*Task requirements*
In the records that follow, find each line containing "Mass" and copy it.

Figure record listings
══════════════════════════════
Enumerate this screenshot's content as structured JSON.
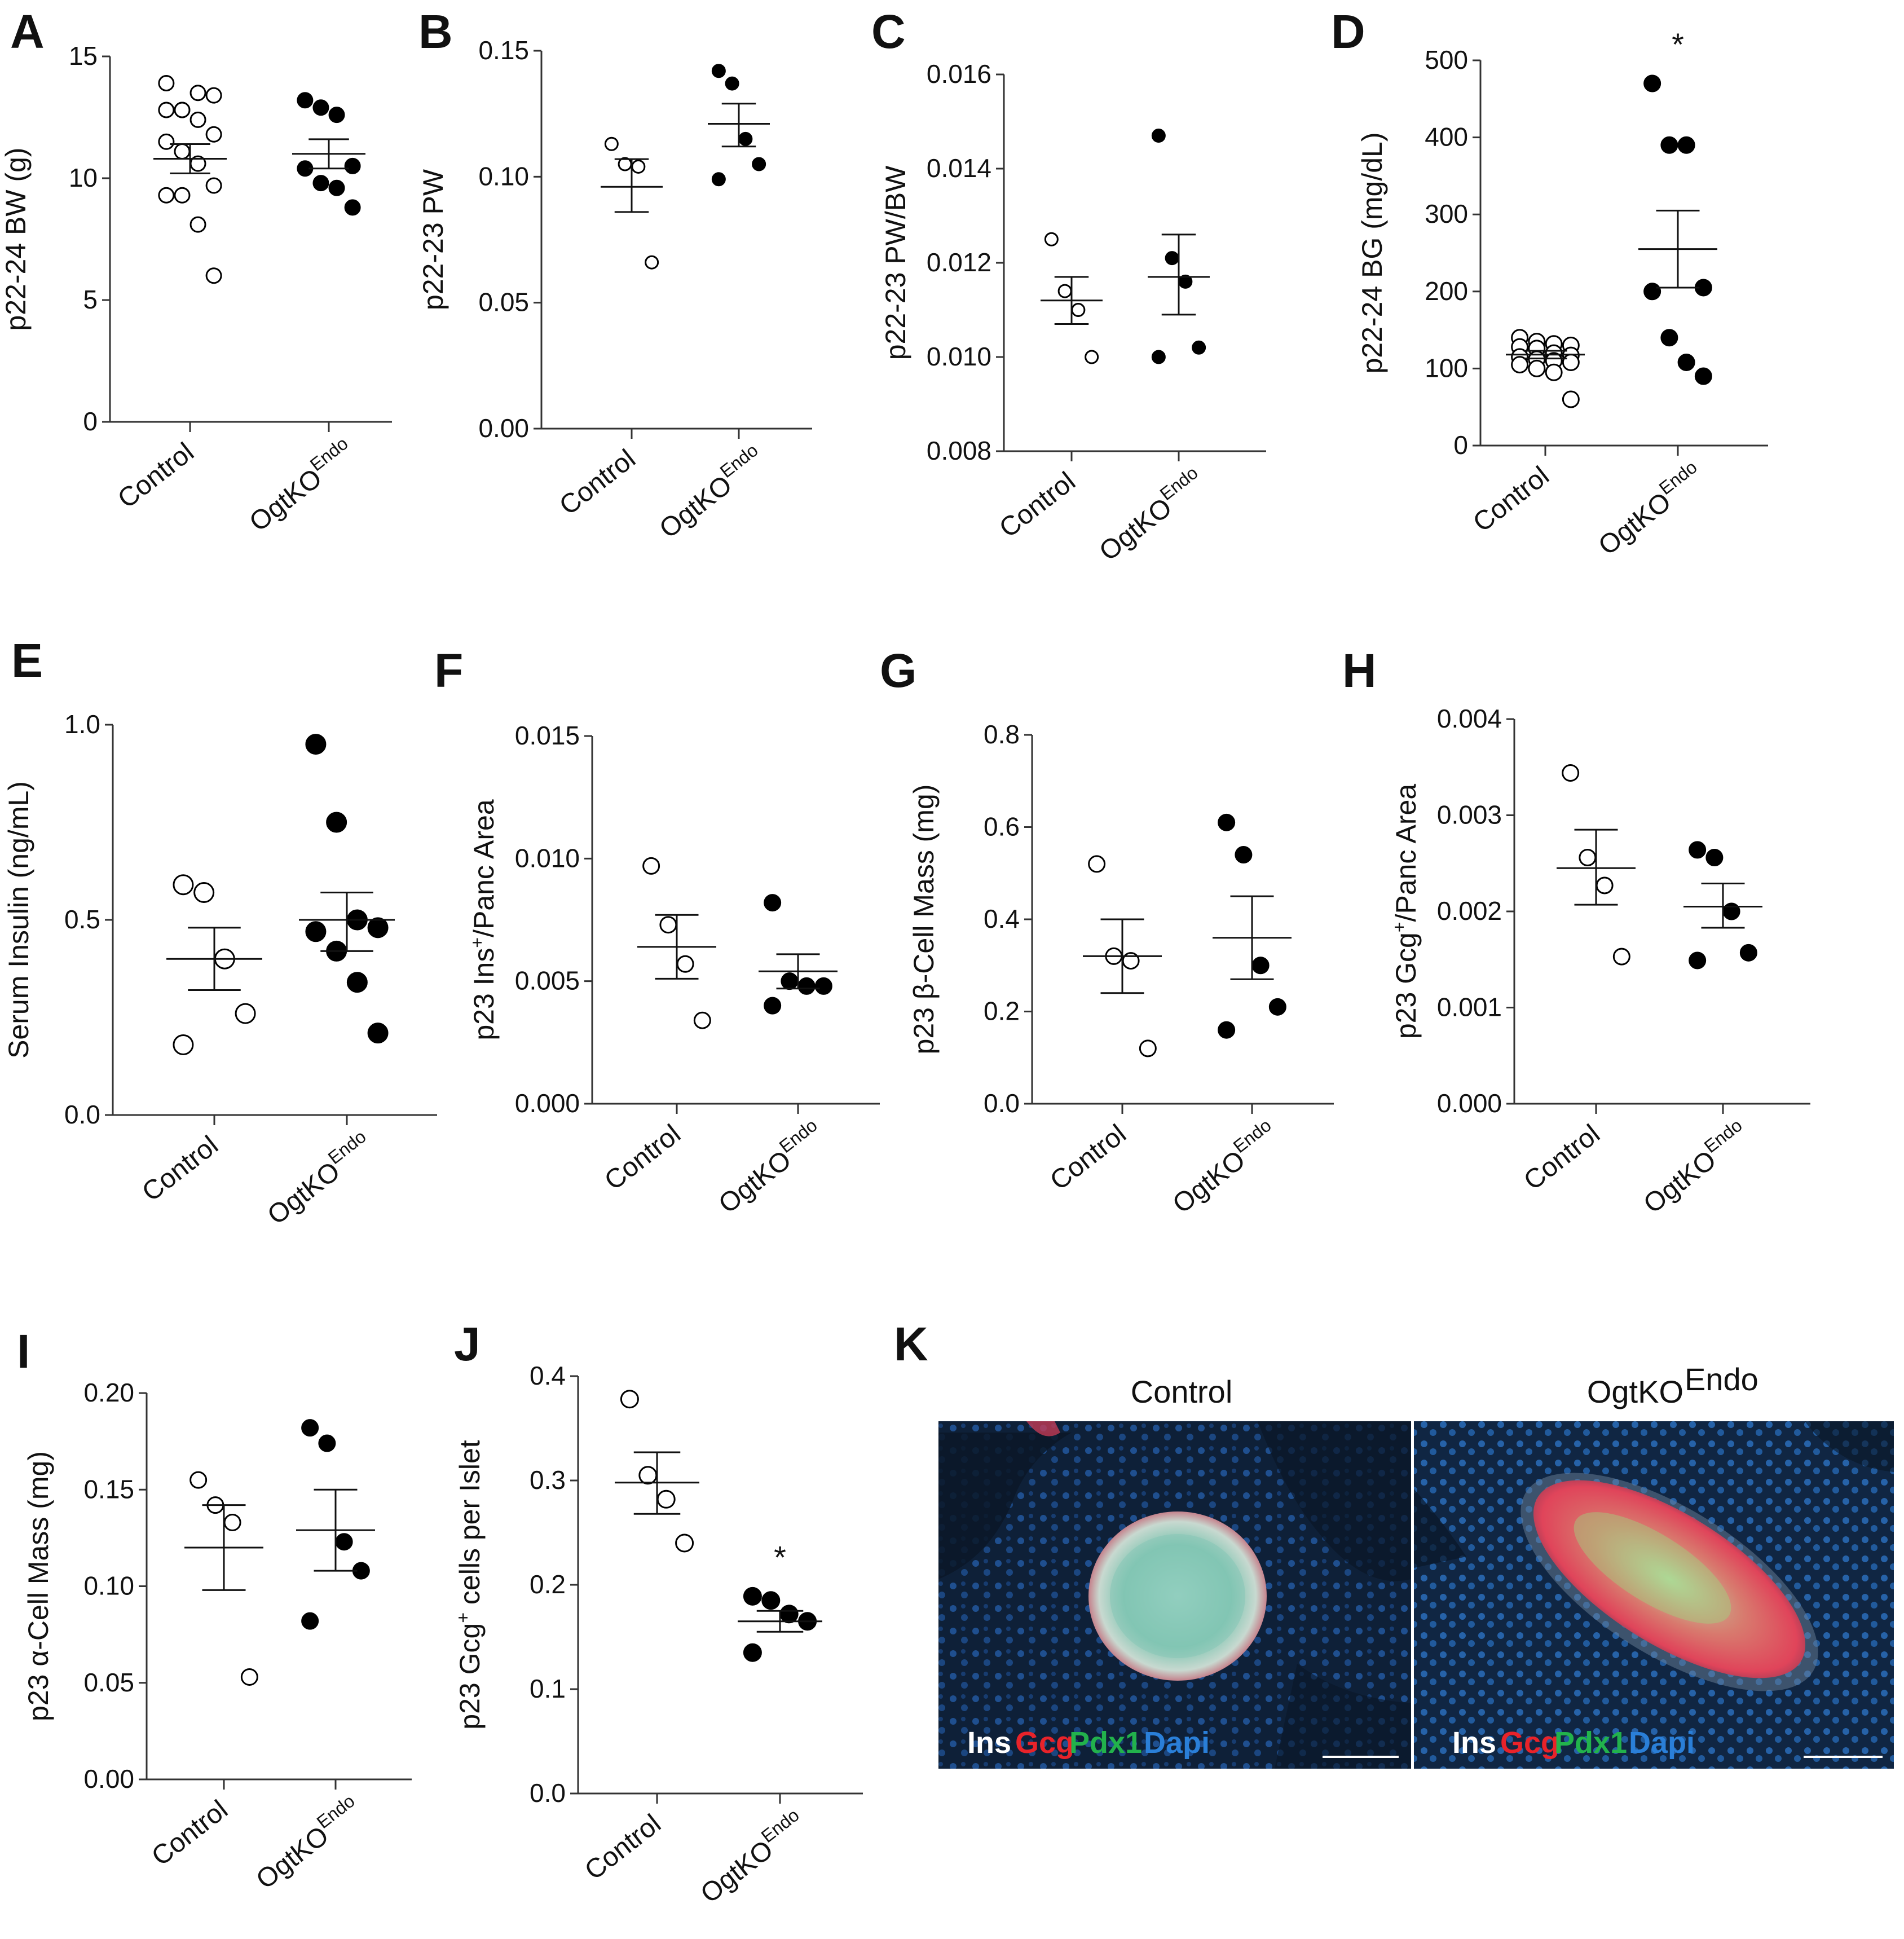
{
  "chart_data": [
    {
      "panel": "A",
      "type": "scatter",
      "ylabel": "p22-24 BW (g)",
      "ylim": [
        0,
        15
      ],
      "ticks": [
        0,
        5,
        10,
        15
      ],
      "categories": [
        "Control",
        "OgtKO"
      ],
      "series": [
        {
          "filled": false,
          "values": [
            13.9,
            12.8,
            13.5,
            13.4,
            12.8,
            12.8,
            12.4,
            11.8,
            11.5,
            11.1,
            10.6,
            9.7,
            9.3,
            9.3,
            8.1,
            6.0
          ],
          "mean": 10.8,
          "sem_low": 10.2,
          "sem_high": 11.4
        },
        {
          "filled": true,
          "values": [
            13.2,
            12.9,
            12.6,
            10.5,
            10.4,
            9.8,
            9.6,
            8.8
          ],
          "mean": 11.0,
          "sem_low": 10.4,
          "sem_high": 11.6
        }
      ]
    },
    {
      "panel": "B",
      "type": "scatter",
      "ylabel": "p22-23 PW",
      "ylim": [
        0,
        0.15
      ],
      "ticks": [
        "0.00",
        "0.05",
        "0.10",
        "0.15"
      ],
      "categories": [
        "Control",
        "OgtKO"
      ],
      "series": [
        {
          "filled": false,
          "values": [
            0.113,
            0.105,
            0.104,
            0.066
          ],
          "mean": 0.096,
          "sem_low": 0.086,
          "sem_high": 0.107
        },
        {
          "filled": true,
          "values": [
            0.142,
            0.137,
            0.115,
            0.105,
            0.099
          ],
          "mean": 0.121,
          "sem_low": 0.112,
          "sem_high": 0.129
        }
      ]
    },
    {
      "panel": "C",
      "type": "scatter",
      "ylabel": "p22-23 PW/BW",
      "ylim": [
        0.008,
        0.016
      ],
      "ticks": [
        "0.008",
        "0.010",
        "0.012",
        "0.014",
        "0.016"
      ],
      "categories": [
        "Control",
        "OgtKO"
      ],
      "series": [
        {
          "filled": false,
          "values": [
            0.0125,
            0.0114,
            0.011,
            0.01
          ],
          "mean": 0.0112,
          "sem_low": 0.0107,
          "sem_high": 0.0117
        },
        {
          "filled": true,
          "values": [
            0.0147,
            0.0121,
            0.0116,
            0.0102,
            0.01
          ],
          "mean": 0.0117,
          "sem_low": 0.0109,
          "sem_high": 0.0126
        }
      ]
    },
    {
      "panel": "D",
      "type": "scatter",
      "ylabel": "p22-24 BG (mg/dL)",
      "ylim": [
        0,
        500
      ],
      "ticks": [
        0,
        100,
        200,
        300,
        400,
        500
      ],
      "categories": [
        "Control",
        "OgtKO"
      ],
      "annotation": "*",
      "series": [
        {
          "filled": false,
          "values": [
            140,
            135,
            132,
            130,
            128,
            126,
            120,
            117,
            115,
            112,
            110,
            108,
            105,
            100,
            95,
            60
          ],
          "mean": 118,
          "sem_low": 113,
          "sem_high": 123
        },
        {
          "filled": true,
          "values": [
            470,
            390,
            390,
            205,
            200,
            140,
            108,
            90
          ],
          "mean": 255,
          "sem_low": 205,
          "sem_high": 305
        }
      ]
    },
    {
      "panel": "E",
      "type": "scatter",
      "ylabel": "Serum Insulin (ng/mL)",
      "ylim": [
        0,
        1.0
      ],
      "ticks": [
        "0.0",
        "0.5",
        "1.0"
      ],
      "categories": [
        "Control",
        "OgtKO"
      ],
      "series": [
        {
          "filled": false,
          "values": [
            0.59,
            0.57,
            0.4,
            0.26,
            0.18
          ],
          "mean": 0.4,
          "sem_low": 0.32,
          "sem_high": 0.48
        },
        {
          "filled": true,
          "values": [
            0.95,
            0.75,
            0.5,
            0.48,
            0.47,
            0.42,
            0.34,
            0.21
          ],
          "mean": 0.5,
          "sem_low": 0.42,
          "sem_high": 0.57
        }
      ]
    },
    {
      "panel": "F",
      "type": "scatter",
      "ylabel": "p23 Ins+/Panc Area",
      "ylim": [
        0,
        0.015
      ],
      "ticks": [
        "0.000",
        "0.005",
        "0.010",
        "0.015"
      ],
      "categories": [
        "Control",
        "OgtKO"
      ],
      "series": [
        {
          "filled": false,
          "values": [
            0.0097,
            0.0073,
            0.0057,
            0.0034
          ],
          "mean": 0.0064,
          "sem_low": 0.0051,
          "sem_high": 0.0077
        },
        {
          "filled": true,
          "values": [
            0.0082,
            0.005,
            0.0048,
            0.0048,
            0.004
          ],
          "mean": 0.0054,
          "sem_low": 0.0047,
          "sem_high": 0.0061
        }
      ]
    },
    {
      "panel": "G",
      "type": "scatter",
      "ylabel": "p23 β-Cell Mass (mg)",
      "ylim": [
        0,
        0.8
      ],
      "ticks": [
        "0.0",
        "0.2",
        "0.4",
        "0.6",
        "0.8"
      ],
      "categories": [
        "Control",
        "OgtKO"
      ],
      "series": [
        {
          "filled": false,
          "values": [
            0.52,
            0.32,
            0.31,
            0.12
          ],
          "mean": 0.32,
          "sem_low": 0.24,
          "sem_high": 0.4
        },
        {
          "filled": true,
          "values": [
            0.61,
            0.54,
            0.3,
            0.21,
            0.16
          ],
          "mean": 0.36,
          "sem_low": 0.27,
          "sem_high": 0.45
        }
      ]
    },
    {
      "panel": "H",
      "type": "scatter",
      "ylabel": "p23 Gcg+/Panc Area",
      "ylim": [
        0,
        0.004
      ],
      "ticks": [
        "0.000",
        "0.001",
        "0.002",
        "0.003",
        "0.004"
      ],
      "categories": [
        "Control",
        "OgtKO"
      ],
      "series": [
        {
          "filled": false,
          "values": [
            0.00344,
            0.00256,
            0.00227,
            0.00153
          ],
          "mean": 0.00245,
          "sem_low": 0.00207,
          "sem_high": 0.00285
        },
        {
          "filled": true,
          "values": [
            0.00264,
            0.00256,
            0.002,
            0.00157,
            0.00149
          ],
          "mean": 0.00205,
          "sem_low": 0.00183,
          "sem_high": 0.00229
        }
      ]
    },
    {
      "panel": "I",
      "type": "scatter",
      "ylabel": "p23 α-Cell Mass (mg)",
      "ylim": [
        0,
        0.2
      ],
      "ticks": [
        "0.00",
        "0.05",
        "0.10",
        "0.15",
        "0.20"
      ],
      "categories": [
        "Control",
        "OgtKO"
      ],
      "series": [
        {
          "filled": false,
          "values": [
            0.155,
            0.142,
            0.133,
            0.053
          ],
          "mean": 0.12,
          "sem_low": 0.098,
          "sem_high": 0.142
        },
        {
          "filled": true,
          "values": [
            0.182,
            0.174,
            0.123,
            0.108,
            0.082
          ],
          "mean": 0.129,
          "sem_low": 0.108,
          "sem_high": 0.15
        }
      ]
    },
    {
      "panel": "J",
      "type": "scatter",
      "ylabel": "p23 Gcg+ cells per Islet",
      "ylim": [
        0,
        0.4
      ],
      "ticks": [
        "0.0",
        "0.1",
        "0.2",
        "0.3",
        "0.4"
      ],
      "categories": [
        "Control",
        "OgtKO"
      ],
      "annotation": "*",
      "series": [
        {
          "filled": false,
          "values": [
            0.378,
            0.305,
            0.282,
            0.24
          ],
          "mean": 0.298,
          "sem_low": 0.268,
          "sem_high": 0.327
        },
        {
          "filled": true,
          "values": [
            0.189,
            0.185,
            0.172,
            0.165,
            0.135
          ],
          "mean": 0.165,
          "sem_low": 0.155,
          "sem_high": 0.175
        }
      ]
    }
  ],
  "labels": {
    "cat_control": "Control",
    "cat_ko_main": "OgtKO",
    "cat_ko_sup": "Endo",
    "ins_sup": "+",
    "gcg_sup": "+"
  },
  "micrograph": {
    "panel": "K",
    "title_control": "Control",
    "title_ko_main": "OgtKO",
    "title_ko_sup": "Endo",
    "stain_ins": "Ins",
    "stain_gcg": "Gcg",
    "stain_pdx1": "Pdx1",
    "stain_dapi": "Dapi",
    "colors": {
      "ins": "#ffffff",
      "gcg": "#e8232a",
      "pdx1": "#22b24c",
      "dapi": "#2a7fd8",
      "background": "#0d1d33"
    }
  }
}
══════════════════════════════
*Response for this exercise*
      "ylabel": "p23 β-Cell Mass (mg)",
      "ylabel": "p23 α-Cell Mass (mg)",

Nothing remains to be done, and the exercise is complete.